• [Task to complete]
Find the string "Baden" and gather every line that holds it.

Stored entries:

#####

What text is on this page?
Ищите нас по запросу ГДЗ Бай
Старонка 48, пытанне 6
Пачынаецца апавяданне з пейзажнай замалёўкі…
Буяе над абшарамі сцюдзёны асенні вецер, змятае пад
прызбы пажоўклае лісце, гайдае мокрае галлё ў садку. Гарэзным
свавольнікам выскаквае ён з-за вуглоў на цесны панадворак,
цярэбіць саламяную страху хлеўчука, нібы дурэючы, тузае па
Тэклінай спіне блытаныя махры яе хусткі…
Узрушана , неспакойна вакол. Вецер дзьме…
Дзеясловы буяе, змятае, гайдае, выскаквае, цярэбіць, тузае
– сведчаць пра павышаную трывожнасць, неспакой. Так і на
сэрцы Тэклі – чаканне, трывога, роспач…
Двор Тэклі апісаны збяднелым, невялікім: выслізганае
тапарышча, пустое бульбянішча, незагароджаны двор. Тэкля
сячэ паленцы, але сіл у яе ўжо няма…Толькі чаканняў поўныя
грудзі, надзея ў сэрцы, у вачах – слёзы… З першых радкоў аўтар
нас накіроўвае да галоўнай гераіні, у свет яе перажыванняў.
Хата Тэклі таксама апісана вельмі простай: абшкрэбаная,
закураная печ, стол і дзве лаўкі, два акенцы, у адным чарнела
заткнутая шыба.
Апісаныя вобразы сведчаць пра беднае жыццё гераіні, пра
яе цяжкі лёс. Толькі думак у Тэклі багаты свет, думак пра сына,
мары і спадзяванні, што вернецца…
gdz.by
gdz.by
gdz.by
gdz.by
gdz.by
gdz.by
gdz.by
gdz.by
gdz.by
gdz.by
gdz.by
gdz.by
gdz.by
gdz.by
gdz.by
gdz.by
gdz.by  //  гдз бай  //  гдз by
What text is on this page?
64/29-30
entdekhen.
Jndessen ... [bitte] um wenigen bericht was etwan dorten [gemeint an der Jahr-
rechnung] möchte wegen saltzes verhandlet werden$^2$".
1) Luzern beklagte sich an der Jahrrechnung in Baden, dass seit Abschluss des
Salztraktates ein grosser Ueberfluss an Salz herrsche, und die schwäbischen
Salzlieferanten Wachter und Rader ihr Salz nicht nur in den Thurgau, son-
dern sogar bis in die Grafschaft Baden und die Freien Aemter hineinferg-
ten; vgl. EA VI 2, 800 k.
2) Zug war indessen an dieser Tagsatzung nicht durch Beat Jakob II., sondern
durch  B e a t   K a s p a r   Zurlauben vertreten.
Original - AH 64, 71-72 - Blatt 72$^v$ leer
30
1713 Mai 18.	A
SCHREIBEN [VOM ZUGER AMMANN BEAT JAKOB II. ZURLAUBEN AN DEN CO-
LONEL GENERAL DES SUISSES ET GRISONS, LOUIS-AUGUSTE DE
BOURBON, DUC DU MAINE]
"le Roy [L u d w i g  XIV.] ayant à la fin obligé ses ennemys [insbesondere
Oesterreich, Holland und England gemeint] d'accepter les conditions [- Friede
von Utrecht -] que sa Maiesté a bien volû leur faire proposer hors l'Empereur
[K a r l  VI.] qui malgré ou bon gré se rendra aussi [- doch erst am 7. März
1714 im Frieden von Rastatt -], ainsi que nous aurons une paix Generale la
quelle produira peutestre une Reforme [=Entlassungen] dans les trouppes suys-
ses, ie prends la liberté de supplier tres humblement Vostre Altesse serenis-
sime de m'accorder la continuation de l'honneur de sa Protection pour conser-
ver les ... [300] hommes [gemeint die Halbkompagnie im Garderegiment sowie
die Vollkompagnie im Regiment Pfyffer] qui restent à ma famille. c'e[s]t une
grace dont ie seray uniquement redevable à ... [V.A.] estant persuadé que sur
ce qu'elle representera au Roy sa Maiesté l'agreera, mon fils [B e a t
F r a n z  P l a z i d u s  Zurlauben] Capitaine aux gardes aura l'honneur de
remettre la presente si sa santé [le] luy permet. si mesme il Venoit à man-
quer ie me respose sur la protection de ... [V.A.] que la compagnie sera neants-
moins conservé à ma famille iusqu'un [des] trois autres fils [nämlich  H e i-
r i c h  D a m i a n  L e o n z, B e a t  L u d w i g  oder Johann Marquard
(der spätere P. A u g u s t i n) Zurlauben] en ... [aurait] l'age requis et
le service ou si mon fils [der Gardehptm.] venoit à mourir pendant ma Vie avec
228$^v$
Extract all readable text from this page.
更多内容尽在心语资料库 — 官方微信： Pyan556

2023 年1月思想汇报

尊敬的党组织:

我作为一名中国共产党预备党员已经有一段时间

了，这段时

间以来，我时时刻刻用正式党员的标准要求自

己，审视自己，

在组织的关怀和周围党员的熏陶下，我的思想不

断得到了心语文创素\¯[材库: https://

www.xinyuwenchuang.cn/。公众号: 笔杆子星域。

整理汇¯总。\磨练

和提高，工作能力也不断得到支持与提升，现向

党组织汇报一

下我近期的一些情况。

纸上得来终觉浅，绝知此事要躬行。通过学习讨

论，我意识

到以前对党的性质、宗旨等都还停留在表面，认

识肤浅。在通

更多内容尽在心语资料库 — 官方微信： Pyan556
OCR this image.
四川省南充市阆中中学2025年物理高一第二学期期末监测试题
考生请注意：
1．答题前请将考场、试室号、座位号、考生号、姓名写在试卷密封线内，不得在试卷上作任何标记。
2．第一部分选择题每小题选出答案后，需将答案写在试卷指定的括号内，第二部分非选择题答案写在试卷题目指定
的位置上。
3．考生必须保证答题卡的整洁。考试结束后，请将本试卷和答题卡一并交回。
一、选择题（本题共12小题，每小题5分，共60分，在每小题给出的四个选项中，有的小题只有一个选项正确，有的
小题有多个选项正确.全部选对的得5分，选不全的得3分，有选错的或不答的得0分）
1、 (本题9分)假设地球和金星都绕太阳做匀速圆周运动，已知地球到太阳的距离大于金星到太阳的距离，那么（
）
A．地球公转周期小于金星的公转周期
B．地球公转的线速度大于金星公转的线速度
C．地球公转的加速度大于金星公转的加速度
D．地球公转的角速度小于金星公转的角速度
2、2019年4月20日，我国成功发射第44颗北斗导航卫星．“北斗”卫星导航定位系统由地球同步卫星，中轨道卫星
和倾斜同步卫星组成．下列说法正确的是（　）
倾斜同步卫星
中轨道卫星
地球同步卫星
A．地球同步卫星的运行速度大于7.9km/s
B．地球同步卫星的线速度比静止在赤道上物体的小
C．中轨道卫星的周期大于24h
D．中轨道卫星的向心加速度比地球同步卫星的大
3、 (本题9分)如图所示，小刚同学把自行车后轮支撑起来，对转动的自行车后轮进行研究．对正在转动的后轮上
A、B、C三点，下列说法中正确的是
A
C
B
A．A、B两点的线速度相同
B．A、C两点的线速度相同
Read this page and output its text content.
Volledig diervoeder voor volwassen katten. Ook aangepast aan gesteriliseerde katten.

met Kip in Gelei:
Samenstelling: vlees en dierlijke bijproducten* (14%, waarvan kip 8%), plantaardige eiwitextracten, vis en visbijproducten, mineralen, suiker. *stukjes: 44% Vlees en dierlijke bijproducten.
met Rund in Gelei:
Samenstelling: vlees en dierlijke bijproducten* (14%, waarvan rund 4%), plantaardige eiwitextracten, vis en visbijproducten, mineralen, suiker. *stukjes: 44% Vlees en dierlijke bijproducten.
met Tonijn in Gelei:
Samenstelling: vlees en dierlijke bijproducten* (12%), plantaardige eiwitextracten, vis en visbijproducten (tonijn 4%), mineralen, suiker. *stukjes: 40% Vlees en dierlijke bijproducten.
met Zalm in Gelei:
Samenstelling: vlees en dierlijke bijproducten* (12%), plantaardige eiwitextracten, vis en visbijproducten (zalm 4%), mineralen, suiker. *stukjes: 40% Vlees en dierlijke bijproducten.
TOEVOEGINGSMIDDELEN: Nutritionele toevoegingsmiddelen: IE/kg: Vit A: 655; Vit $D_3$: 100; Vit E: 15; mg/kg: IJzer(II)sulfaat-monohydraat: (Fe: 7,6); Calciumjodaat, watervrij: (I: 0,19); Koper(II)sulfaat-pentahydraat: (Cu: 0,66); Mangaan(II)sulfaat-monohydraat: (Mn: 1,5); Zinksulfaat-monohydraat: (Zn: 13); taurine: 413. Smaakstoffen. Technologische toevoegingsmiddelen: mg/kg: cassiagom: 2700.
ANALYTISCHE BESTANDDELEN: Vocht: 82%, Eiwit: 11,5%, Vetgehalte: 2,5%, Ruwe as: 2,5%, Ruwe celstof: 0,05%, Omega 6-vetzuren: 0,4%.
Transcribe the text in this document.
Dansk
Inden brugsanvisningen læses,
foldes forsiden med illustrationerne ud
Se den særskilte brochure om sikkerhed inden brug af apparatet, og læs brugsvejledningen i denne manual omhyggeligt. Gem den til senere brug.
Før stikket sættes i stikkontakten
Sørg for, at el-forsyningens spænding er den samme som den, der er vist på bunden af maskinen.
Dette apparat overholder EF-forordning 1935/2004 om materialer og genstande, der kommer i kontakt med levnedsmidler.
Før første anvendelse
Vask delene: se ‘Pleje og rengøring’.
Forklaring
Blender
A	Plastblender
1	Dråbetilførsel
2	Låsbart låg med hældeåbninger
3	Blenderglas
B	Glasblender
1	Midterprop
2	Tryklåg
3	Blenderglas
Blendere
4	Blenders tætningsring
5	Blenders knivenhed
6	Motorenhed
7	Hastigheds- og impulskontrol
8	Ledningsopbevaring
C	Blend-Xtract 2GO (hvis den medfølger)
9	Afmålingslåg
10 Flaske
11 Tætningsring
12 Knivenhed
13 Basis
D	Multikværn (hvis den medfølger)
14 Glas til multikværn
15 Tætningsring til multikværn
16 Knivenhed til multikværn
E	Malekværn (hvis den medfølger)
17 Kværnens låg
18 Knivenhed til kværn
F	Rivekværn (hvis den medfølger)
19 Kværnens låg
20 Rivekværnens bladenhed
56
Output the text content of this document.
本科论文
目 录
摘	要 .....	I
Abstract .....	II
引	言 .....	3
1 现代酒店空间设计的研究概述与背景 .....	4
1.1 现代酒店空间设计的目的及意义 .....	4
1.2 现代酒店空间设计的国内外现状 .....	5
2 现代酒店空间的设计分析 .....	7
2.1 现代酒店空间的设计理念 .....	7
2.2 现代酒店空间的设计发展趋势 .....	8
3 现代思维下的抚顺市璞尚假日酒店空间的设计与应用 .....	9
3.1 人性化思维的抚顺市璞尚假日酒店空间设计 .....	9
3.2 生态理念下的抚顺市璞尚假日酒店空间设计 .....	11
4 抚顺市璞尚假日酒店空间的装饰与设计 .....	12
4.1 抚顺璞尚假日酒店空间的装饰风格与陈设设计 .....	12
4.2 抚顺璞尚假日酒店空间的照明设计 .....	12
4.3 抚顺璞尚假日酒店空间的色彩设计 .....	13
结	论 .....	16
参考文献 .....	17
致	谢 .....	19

#####

• [Reply to the task]
1) Luzern beklagte sich an der Jahrrechnung in Baden, dass seit Abschluss des
dern sogar bis in die Grafschaft Baden und die Freien Aemter hineinferg-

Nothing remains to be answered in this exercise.